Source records
══════════════════════════════

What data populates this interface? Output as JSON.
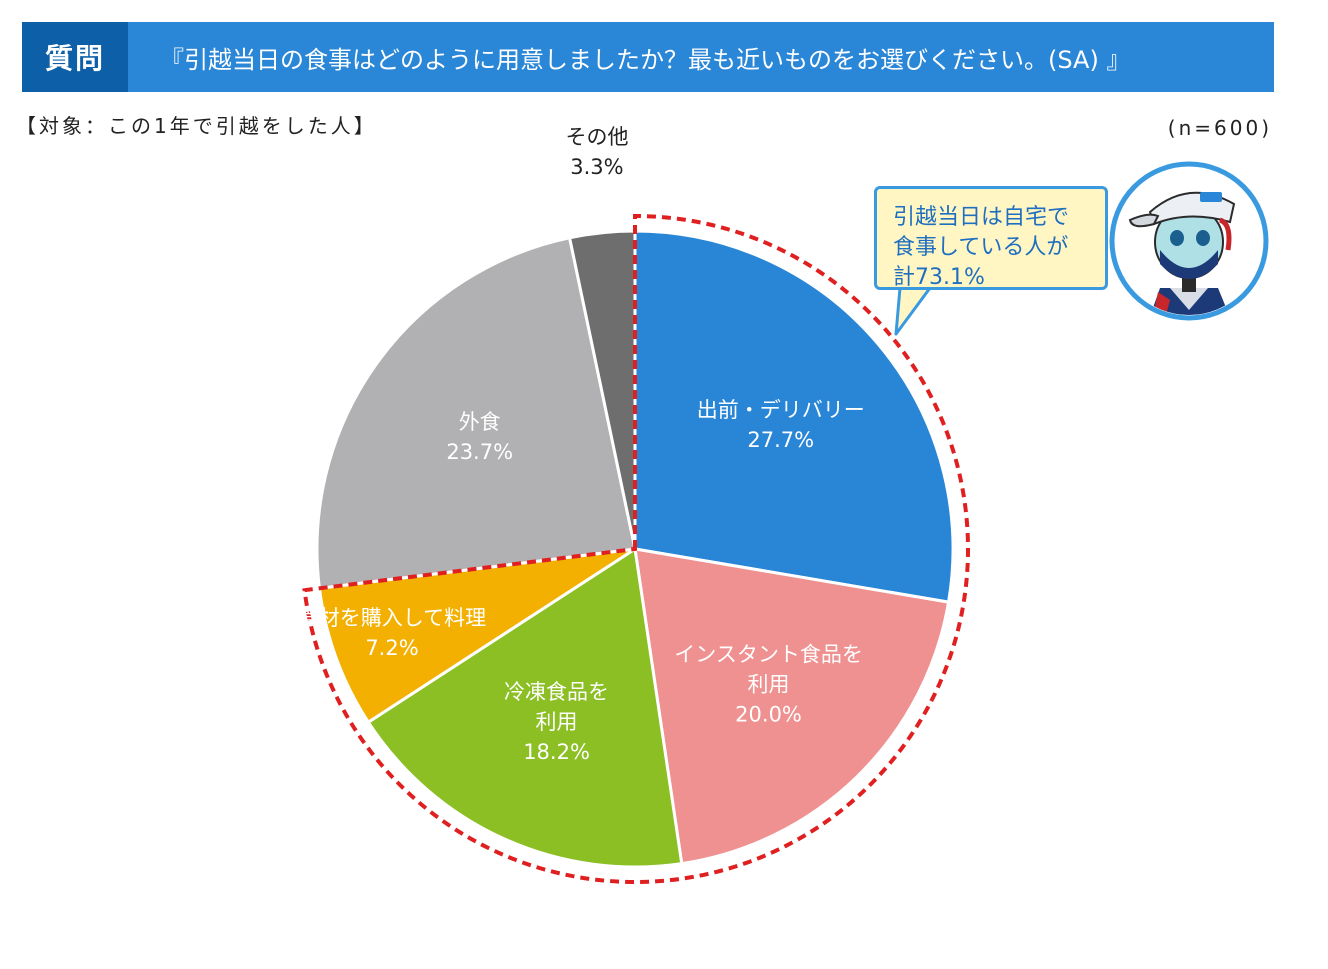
{
  "header": {
    "tag": "質問",
    "question": "『引越当日の食事はどのように用意しましたか？最も近いものをお選びください。(SA) 』"
  },
  "target": "【対象：この1年で引越をした人】",
  "sample_size": "(n=600)",
  "callout": {
    "lines": [
      "引越当日は自宅で",
      "食事している人が",
      "計73.1%"
    ]
  },
  "colors": {
    "header_bg": "#2a86d6",
    "header_tag_bg": "#0d5fa8",
    "highlight_dash": "#e02020"
  },
  "chart_data": {
    "type": "pie",
    "start": "12 o'clock, clockwise",
    "slices": [
      {
        "name": "出前・デリバリー",
        "label_lines": [
          "出前・デリバリー"
        ],
        "value": 27.7,
        "value_label": "27.7%",
        "color": "#2986d6",
        "text_color": "#ffffff",
        "highlighted": true
      },
      {
        "name": "インスタント食品を利用",
        "label_lines": [
          "インスタント食品を",
          "利用"
        ],
        "value": 20.0,
        "value_label": "20.0%",
        "color": "#ee9190",
        "text_color": "#ffffff",
        "highlighted": true
      },
      {
        "name": "冷凍食品を利用",
        "label_lines": [
          "冷凍食品を",
          "利用"
        ],
        "value": 18.2,
        "value_label": "18.2%",
        "color": "#8bbf24",
        "text_color": "#ffffff",
        "highlighted": true
      },
      {
        "name": "食材を購入して料理",
        "label_lines": [
          "食材を購入して料理"
        ],
        "value": 7.2,
        "value_label": "7.2%",
        "color": "#f4b000",
        "text_color": "#ffffff",
        "highlighted": true
      },
      {
        "name": "外食",
        "label_lines": [
          "外食"
        ],
        "value": 23.7,
        "value_label": "23.7%",
        "color": "#b1b1b3",
        "text_color": "#ffffff",
        "highlighted": false
      },
      {
        "name": "その他",
        "label_lines": [
          "その他"
        ],
        "value": 3.3,
        "value_label": "3.3%",
        "color": "#6e6e6f",
        "text_color": "#222222",
        "highlighted": false
      }
    ],
    "highlight_total": "73.1%"
  }
}
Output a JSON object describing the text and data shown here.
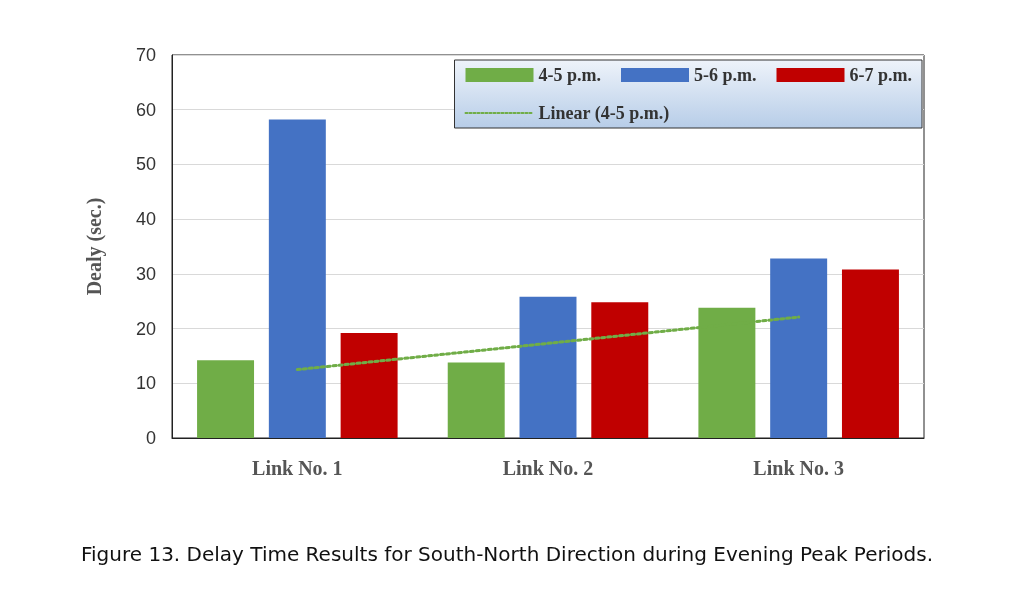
{
  "chart_data": {
    "type": "bar",
    "ylabel": "Dealy (sec.)",
    "categories": [
      "Link No. 1",
      "Link No. 2",
      "Link No. 3"
    ],
    "series": [
      {
        "name": "4-5 p.m.",
        "color": "#70ad47",
        "values": [
          14.2,
          13.8,
          23.8
        ]
      },
      {
        "name": "5-6 p.m.",
        "color": "#4472c4",
        "values": [
          58.2,
          25.8,
          32.8
        ]
      },
      {
        "name": "6-7 p.m.",
        "color": "#c00000",
        "values": [
          19.2,
          24.8,
          30.8
        ]
      },
      {
        "name": "Linear (4-5 p.m.)",
        "type": "line",
        "color": "#70ad47",
        "line_style": "dotted",
        "marker": "none",
        "x": [
          "Link No. 1",
          "Link No. 2",
          "Link No. 3"
        ],
        "values": [
          12.5,
          17.3,
          22.1
        ]
      }
    ],
    "ylim": [
      0,
      70
    ],
    "yticks": [
      0,
      10,
      20,
      30,
      40,
      50,
      60,
      70
    ],
    "grid": "y",
    "legend": "top right",
    "annotations": [
      "Figure 13. Delay Time Results for South-North Direction during Evening Peak Periods."
    ]
  }
}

══════════════════════════════

* PROBLEM REQUIREMENTS
Search the records above for the string "Output". Copy every line that contains it.

* EXPECTED ANSWER
What data populates this interface? Output as JSON.
Output a JSON object describing the text and data shown here.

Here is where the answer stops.